* BEGIN Entries *

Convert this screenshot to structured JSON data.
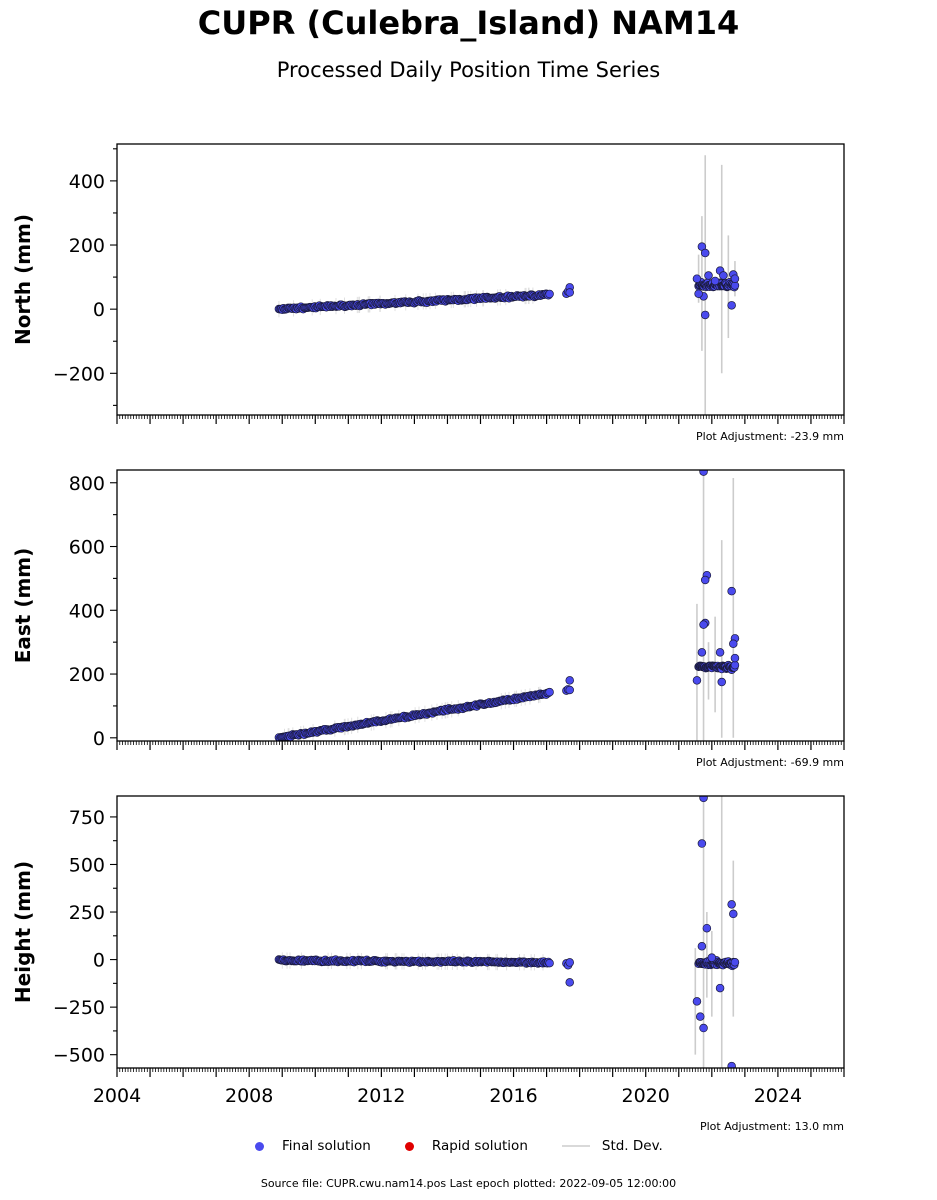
{
  "header": {
    "title": "CUPR (Culebra_Island) NAM14",
    "subtitle": "Processed Daily Position Time Series"
  },
  "legend": {
    "final": "Final solution",
    "rapid": "Rapid solution",
    "std": "Std. Dev."
  },
  "footer": {
    "source": "Source file: CUPR.cwu.nam14.pos  Last epoch plotted: 2022-09-05 12:00:00"
  },
  "colors": {
    "final": "#4a4aee",
    "final_edge": "#1a1a3a",
    "rapid": "#e00000",
    "std": "#cccccc"
  },
  "chart_data": [
    {
      "type": "scatter",
      "ylabel": "North (mm)",
      "xlim": [
        2004,
        2026
      ],
      "ylim": [
        -330,
        515
      ],
      "yticks": [
        -200,
        0,
        200,
        400
      ],
      "adjustment": "Plot Adjustment: -23.9 mm",
      "trend": {
        "x": [
          2008.9,
          2017.1
        ],
        "y": [
          0,
          45
        ]
      },
      "gap_points": [
        [
          2017.6,
          48
        ],
        [
          2017.65,
          55
        ],
        [
          2017.7,
          68
        ],
        [
          2017.7,
          52
        ]
      ],
      "late_range": [
        2021.6,
        2022.7
      ],
      "late_base": 76,
      "outliers": [
        [
          2021.7,
          195
        ],
        [
          2021.8,
          175
        ],
        [
          2021.75,
          40
        ],
        [
          2021.8,
          -18
        ],
        [
          2021.9,
          105
        ],
        [
          2022.1,
          88
        ],
        [
          2022.25,
          120
        ],
        [
          2022.35,
          105
        ],
        [
          2022.6,
          12
        ],
        [
          2022.65,
          108
        ],
        [
          2022.7,
          95
        ],
        [
          2021.55,
          95
        ],
        [
          2021.6,
          48
        ]
      ],
      "stddev": [
        [
          2021.8,
          -330,
          480
        ],
        [
          2022.3,
          -200,
          450
        ],
        [
          2021.7,
          -130,
          290
        ],
        [
          2022.5,
          -90,
          230
        ],
        [
          2022.7,
          40,
          150
        ],
        [
          2021.6,
          20,
          170
        ]
      ]
    },
    {
      "type": "scatter",
      "ylabel": "East (mm)",
      "xlim": [
        2004,
        2026
      ],
      "ylim": [
        -10,
        840
      ],
      "yticks": [
        0,
        200,
        400,
        600,
        800
      ],
      "adjustment": "Plot Adjustment: -69.9 mm",
      "trend": {
        "x": [
          2008.9,
          2017.1
        ],
        "y": [
          0,
          140
        ]
      },
      "gap_points": [
        [
          2017.6,
          148
        ],
        [
          2017.65,
          152
        ],
        [
          2017.7,
          180
        ],
        [
          2017.7,
          150
        ]
      ],
      "late_range": [
        2021.6,
        2022.7
      ],
      "late_base": 222,
      "outliers": [
        [
          2021.75,
          835
        ],
        [
          2021.85,
          510
        ],
        [
          2021.8,
          495
        ],
        [
          2021.8,
          360
        ],
        [
          2021.75,
          355
        ],
        [
          2021.7,
          268
        ],
        [
          2021.55,
          180
        ],
        [
          2022.25,
          268
        ],
        [
          2022.3,
          175
        ],
        [
          2022.6,
          460
        ],
        [
          2022.7,
          312
        ],
        [
          2022.65,
          295
        ],
        [
          2022.7,
          250
        ]
      ],
      "stddev": [
        [
          2021.75,
          -10,
          840
        ],
        [
          2021.55,
          -10,
          420
        ],
        [
          2022.1,
          80,
          380
        ],
        [
          2022.3,
          0,
          620
        ],
        [
          2022.65,
          0,
          815
        ],
        [
          2021.9,
          120,
          300
        ]
      ]
    },
    {
      "type": "scatter",
      "ylabel": "Height (mm)",
      "xlim": [
        2004,
        2026
      ],
      "ylim": [
        -570,
        860
      ],
      "yticks": [
        -500,
        -250,
        0,
        250,
        500,
        750
      ],
      "xticks": [
        2004,
        2008,
        2012,
        2016,
        2020,
        2024
      ],
      "adjustment": "Plot Adjustment: 13.0 mm",
      "trend": {
        "x": [
          2008.9,
          2017.1
        ],
        "y": [
          -5,
          -15
        ]
      },
      "gap_points": [
        [
          2017.6,
          -20
        ],
        [
          2017.65,
          -30
        ],
        [
          2017.7,
          -120
        ],
        [
          2017.7,
          -15
        ]
      ],
      "late_range": [
        2021.6,
        2022.7
      ],
      "late_base": -20,
      "outliers": [
        [
          2021.75,
          850
        ],
        [
          2021.7,
          610
        ],
        [
          2021.85,
          165
        ],
        [
          2021.55,
          -220
        ],
        [
          2021.65,
          -300
        ],
        [
          2021.75,
          -360
        ],
        [
          2022.25,
          -150
        ],
        [
          2022.6,
          290
        ],
        [
          2022.65,
          240
        ],
        [
          2022.6,
          -560
        ],
        [
          2021.7,
          70
        ],
        [
          2022.0,
          10
        ]
      ],
      "stddev": [
        [
          2021.75,
          -570,
          860
        ],
        [
          2021.5,
          -500,
          60
        ],
        [
          2022.3,
          -570,
          860
        ],
        [
          2022.0,
          -300,
          150
        ],
        [
          2022.65,
          -300,
          520
        ],
        [
          2021.85,
          -200,
          250
        ]
      ]
    }
  ]
}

* END Entries *

» **Challenge**
Note how many lines in the material hold the word "adjustment", and give that number with nothing added.

» **Problem solution**
3